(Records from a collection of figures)

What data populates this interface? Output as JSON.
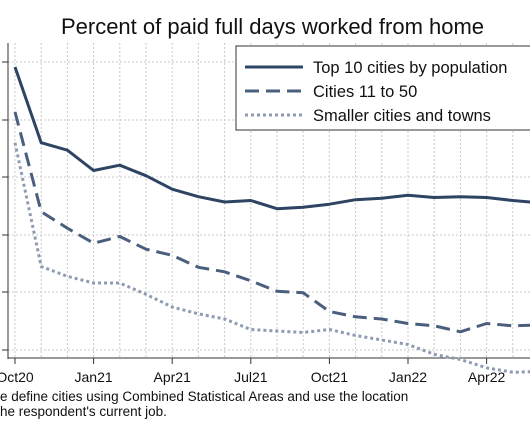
{
  "chart_data": {
    "type": "line",
    "title": "Percent of paid full days worked from home",
    "xlabel": "",
    "ylabel": "",
    "x_ticks": [
      "Oct20",
      "Jan21",
      "Apr21",
      "Jul21",
      "Oct21",
      "Jan22",
      "Apr22"
    ],
    "x": [
      "2020-10",
      "2020-11",
      "2020-12",
      "2021-01",
      "2021-02",
      "2021-03",
      "2021-04",
      "2021-05",
      "2021-06",
      "2021-07",
      "2021-08",
      "2021-09",
      "2021-10",
      "2021-11",
      "2021-12",
      "2022-01",
      "2022-02",
      "2022-03",
      "2022-04",
      "2022-05",
      "2022-06"
    ],
    "ylim": [
      0.65,
      4.85
    ],
    "grid": true,
    "legend_position": "top-right",
    "series": [
      {
        "name": "Top 10 cities by population",
        "color": "#2e4463",
        "dash": "solid",
        "values": [
          4.53,
          3.52,
          3.42,
          3.15,
          3.22,
          3.08,
          2.9,
          2.8,
          2.73,
          2.75,
          2.64,
          2.66,
          2.7,
          2.76,
          2.78,
          2.82,
          2.79,
          2.8,
          2.79,
          2.75,
          2.72
        ]
      },
      {
        "name": "Cities 11 to 50",
        "color": "#4a5f7d",
        "dash": "dashed",
        "values": [
          3.93,
          2.6,
          2.38,
          2.18,
          2.27,
          2.1,
          2.02,
          1.86,
          1.8,
          1.68,
          1.54,
          1.52,
          1.27,
          1.2,
          1.17,
          1.11,
          1.08,
          1.0,
          1.11,
          1.08,
          1.09
        ]
      },
      {
        "name": "Smaller cities and towns",
        "color": "#8e9bb0",
        "dash": "dotted",
        "values": [
          3.52,
          1.87,
          1.74,
          1.65,
          1.65,
          1.5,
          1.33,
          1.24,
          1.17,
          1.03,
          1.01,
          0.99,
          1.03,
          0.95,
          0.89,
          0.83,
          0.7,
          0.63,
          0.52,
          0.46,
          0.47
        ]
      }
    ]
  },
  "footnote": {
    "line1": "e define cities using Combined Statistical Areas and use the location",
    "line2": "he respondent's current job."
  }
}
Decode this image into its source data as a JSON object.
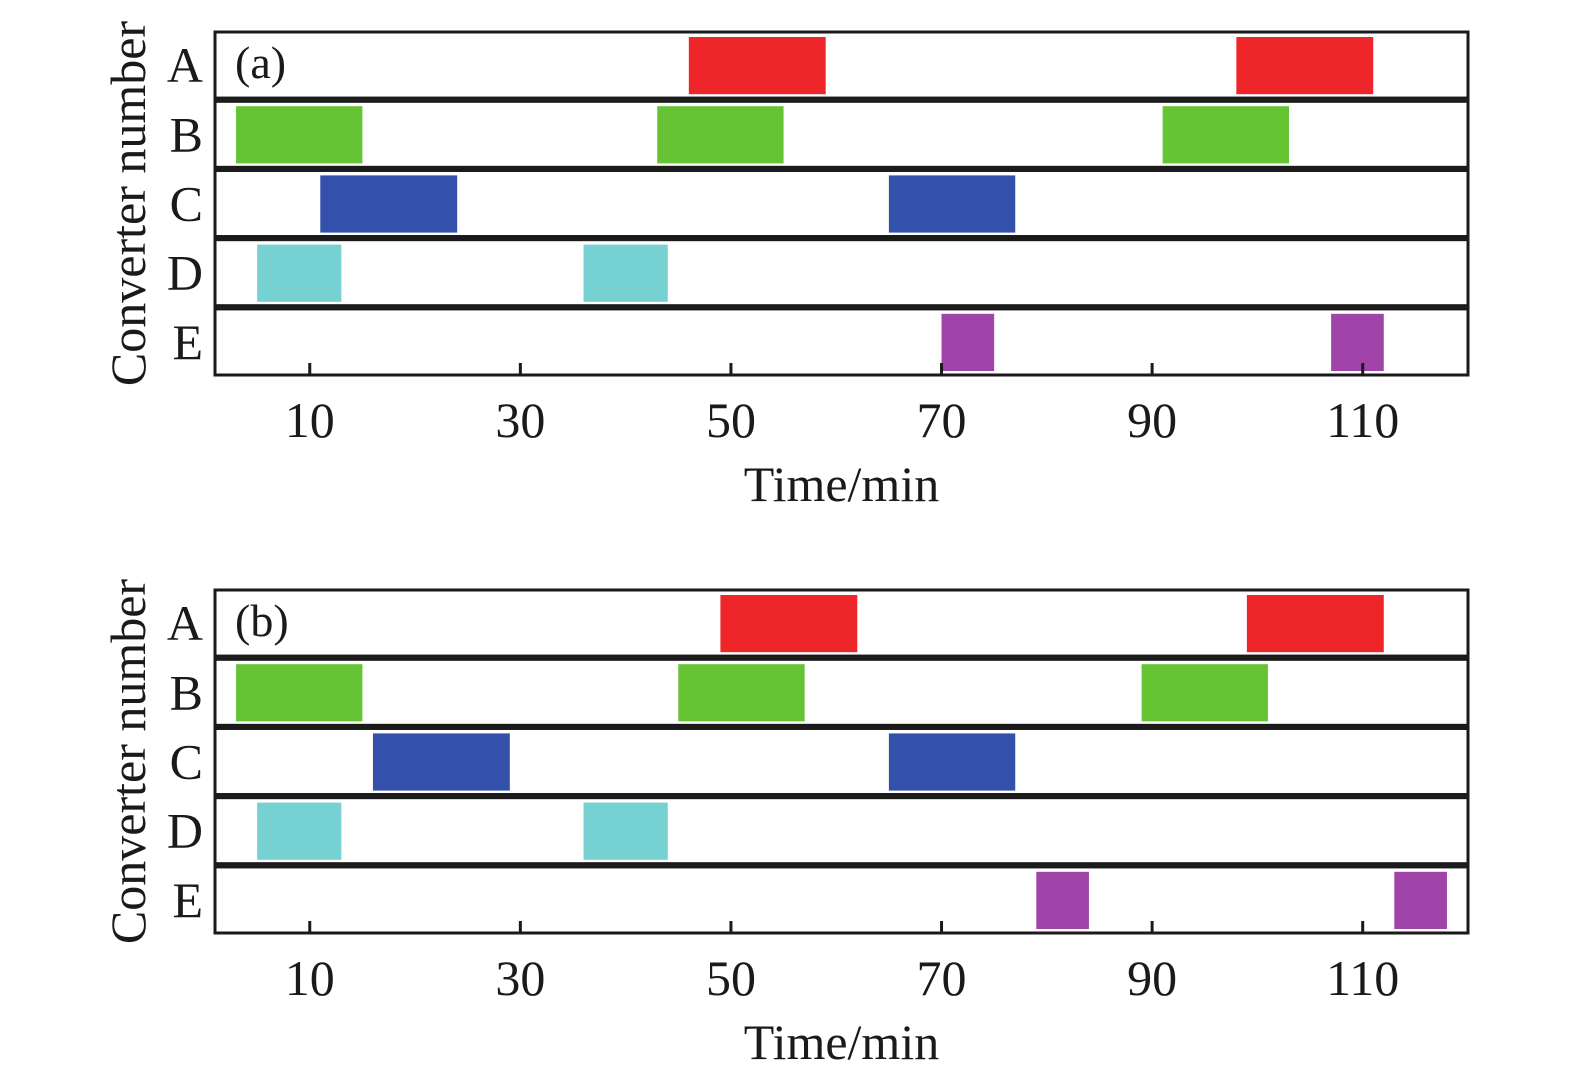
{
  "chart_data": [
    {
      "type": "gantt",
      "panel_label": "(a)",
      "ylabel": "Converter number",
      "xlabel": "Time/min",
      "xlim": [
        1,
        120
      ],
      "xticks": [
        10,
        30,
        50,
        70,
        90,
        110
      ],
      "rows": [
        "A",
        "B",
        "C",
        "D",
        "E"
      ],
      "tasks": [
        {
          "row": "A",
          "start": 46,
          "end": 59,
          "color": "#ee2529"
        },
        {
          "row": "A",
          "start": 98,
          "end": 111,
          "color": "#ee2529"
        },
        {
          "row": "B",
          "start": 3,
          "end": 15,
          "color": "#66c333"
        },
        {
          "row": "B",
          "start": 43,
          "end": 55,
          "color": "#66c333"
        },
        {
          "row": "B",
          "start": 91,
          "end": 103,
          "color": "#66c333"
        },
        {
          "row": "C",
          "start": 11,
          "end": 24,
          "color": "#3350aa"
        },
        {
          "row": "C",
          "start": 65,
          "end": 77,
          "color": "#3350aa"
        },
        {
          "row": "D",
          "start": 5,
          "end": 13,
          "color": "#76d1d3"
        },
        {
          "row": "D",
          "start": 36,
          "end": 44,
          "color": "#76d1d3"
        },
        {
          "row": "E",
          "start": 70,
          "end": 75,
          "color": "#a144aa"
        },
        {
          "row": "E",
          "start": 107,
          "end": 112,
          "color": "#a144aa"
        }
      ]
    },
    {
      "type": "gantt",
      "panel_label": "(b)",
      "ylabel": "Converter number",
      "xlabel": "Time/min",
      "xlim": [
        1,
        120
      ],
      "xticks": [
        10,
        30,
        50,
        70,
        90,
        110
      ],
      "rows": [
        "A",
        "B",
        "C",
        "D",
        "E"
      ],
      "tasks": [
        {
          "row": "A",
          "start": 49,
          "end": 62,
          "color": "#ee2529"
        },
        {
          "row": "A",
          "start": 99,
          "end": 112,
          "color": "#ee2529"
        },
        {
          "row": "B",
          "start": 3,
          "end": 15,
          "color": "#66c333"
        },
        {
          "row": "B",
          "start": 45,
          "end": 57,
          "color": "#66c333"
        },
        {
          "row": "B",
          "start": 89,
          "end": 101,
          "color": "#66c333"
        },
        {
          "row": "C",
          "start": 16,
          "end": 29,
          "color": "#3350aa"
        },
        {
          "row": "C",
          "start": 65,
          "end": 77,
          "color": "#3350aa"
        },
        {
          "row": "D",
          "start": 5,
          "end": 13,
          "color": "#76d1d3"
        },
        {
          "row": "D",
          "start": 36,
          "end": 44,
          "color": "#76d1d3"
        },
        {
          "row": "E",
          "start": 79,
          "end": 84,
          "color": "#a144aa"
        },
        {
          "row": "E",
          "start": 113,
          "end": 118,
          "color": "#a144aa"
        }
      ]
    }
  ]
}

Direction –
Write out the entries above verbatim; the pictures do not belong in your copy.

Solution for this task –
What data populates this interface? Output as JSON.
{
  "chart_data": {
    "type": "line",
    "title": "Percent of paid full days worked from home",
    "xlabel": "",
    "ylabel": "",
    "x_ticks": [
      "Oct20",
      "Jan21",
      "Apr21",
      "Jul21",
      "Oct21",
      "Jan22",
      "Apr22"
    ],
    "x": [
      "2020-10",
      "2020-11",
      "2020-12",
      "2021-01",
      "2021-02",
      "2021-03",
      "2021-04",
      "2021-05",
      "2021-06",
      "2021-07",
      "2021-08",
      "2021-09",
      "2021-10",
      "2021-11",
      "2021-12",
      "2022-01",
      "2022-02",
      "2022-03",
      "2022-04",
      "2022-05",
      "2022-06"
    ],
    "ylim": [
      0.65,
      4.85
    ],
    "grid": true,
    "legend_position": "top-right",
    "series": [
      {
        "name": "Top 10 cities by population",
        "color": "#2e4463",
        "dash": "solid",
        "values": [
          4.53,
          3.52,
          3.42,
          3.15,
          3.22,
          3.08,
          2.9,
          2.8,
          2.73,
          2.75,
          2.64,
          2.66,
          2.7,
          2.76,
          2.78,
          2.82,
          2.79,
          2.8,
          2.79,
          2.75,
          2.72
        ]
      },
      {
        "name": "Cities 11 to 50",
        "color": "#4a5f7d",
        "dash": "dashed",
        "values": [
          3.93,
          2.6,
          2.38,
          2.18,
          2.27,
          2.1,
          2.02,
          1.86,
          1.8,
          1.68,
          1.54,
          1.52,
          1.27,
          1.2,
          1.17,
          1.11,
          1.08,
          1.0,
          1.11,
          1.08,
          1.09
        ]
      },
      {
        "name": "Smaller cities and towns",
        "color": "#8e9bb0",
        "dash": "dotted",
        "values": [
          3.52,
          1.87,
          1.74,
          1.65,
          1.65,
          1.5,
          1.33,
          1.24,
          1.17,
          1.03,
          1.01,
          0.99,
          1.03,
          0.95,
          0.89,
          0.83,
          0.7,
          0.63,
          0.52,
          0.46,
          0.47
        ]
      }
    ]
  },
  "footnote": {
    "line1": "e define cities using Combined Statistical Areas and use the location",
    "line2": "he respondent's current job."
  }
}
Decode this image into its source data as a JSON object.
{
  "chart_data": [
    {
      "type": "gantt",
      "panel_label": "(a)",
      "ylabel": "Converter number",
      "xlabel": "Time/min",
      "xlim": [
        1,
        120
      ],
      "xticks": [
        10,
        30,
        50,
        70,
        90,
        110
      ],
      "rows": [
        "A",
        "B",
        "C",
        "D",
        "E"
      ],
      "tasks": [
        {
          "row": "A",
          "start": 46,
          "end": 59,
          "color": "#ee2529"
        },
        {
          "row": "A",
          "start": 98,
          "end": 111,
          "color": "#ee2529"
        },
        {
          "row": "B",
          "start": 3,
          "end": 15,
          "color": "#66c333"
        },
        {
          "row": "B",
          "start": 43,
          "end": 55,
          "color": "#66c333"
        },
        {
          "row": "B",
          "start": 91,
          "end": 103,
          "color": "#66c333"
        },
        {
          "row": "C",
          "start": 11,
          "end": 24,
          "color": "#3350aa"
        },
        {
          "row": "C",
          "start": 65,
          "end": 77,
          "color": "#3350aa"
        },
        {
          "row": "D",
          "start": 5,
          "end": 13,
          "color": "#76d1d3"
        },
        {
          "row": "D",
          "start": 36,
          "end": 44,
          "color": "#76d1d3"
        },
        {
          "row": "E",
          "start": 70,
          "end": 75,
          "color": "#a144aa"
        },
        {
          "row": "E",
          "start": 107,
          "end": 112,
          "color": "#a144aa"
        }
      ]
    },
    {
      "type": "gantt",
      "panel_label": "(b)",
      "ylabel": "Converter number",
      "xlabel": "Time/min",
      "xlim": [
        1,
        120
      ],
      "xticks": [
        10,
        30,
        50,
        70,
        90,
        110
      ],
      "rows": [
        "A",
        "B",
        "C",
        "D",
        "E"
      ],
      "tasks": [
        {
          "row": "A",
          "start": 49,
          "end": 62,
          "color": "#ee2529"
        },
        {
          "row": "A",
          "start": 99,
          "end": 112,
          "color": "#ee2529"
        },
        {
          "row": "B",
          "start": 3,
          "end": 15,
          "color": "#66c333"
        },
        {
          "row": "B",
          "start": 45,
          "end": 57,
          "color": "#66c333"
        },
        {
          "row": "B",
          "start": 89,
          "end": 101,
          "color": "#66c333"
        },
        {
          "row": "C",
          "start": 16,
          "end": 29,
          "color": "#3350aa"
        },
        {
          "row": "C",
          "start": 65,
          "end": 77,
          "color": "#3350aa"
        },
        {
          "row": "D",
          "start": 5,
          "end": 13,
          "color": "#76d1d3"
        },
        {
          "row": "D",
          "start": 36,
          "end": 44,
          "color": "#76d1d3"
        },
        {
          "row": "E",
          "start": 79,
          "end": 84,
          "color": "#a144aa"
        },
        {
          "row": "E",
          "start": 113,
          "end": 118,
          "color": "#a144aa"
        }
      ]
    }
  ]
}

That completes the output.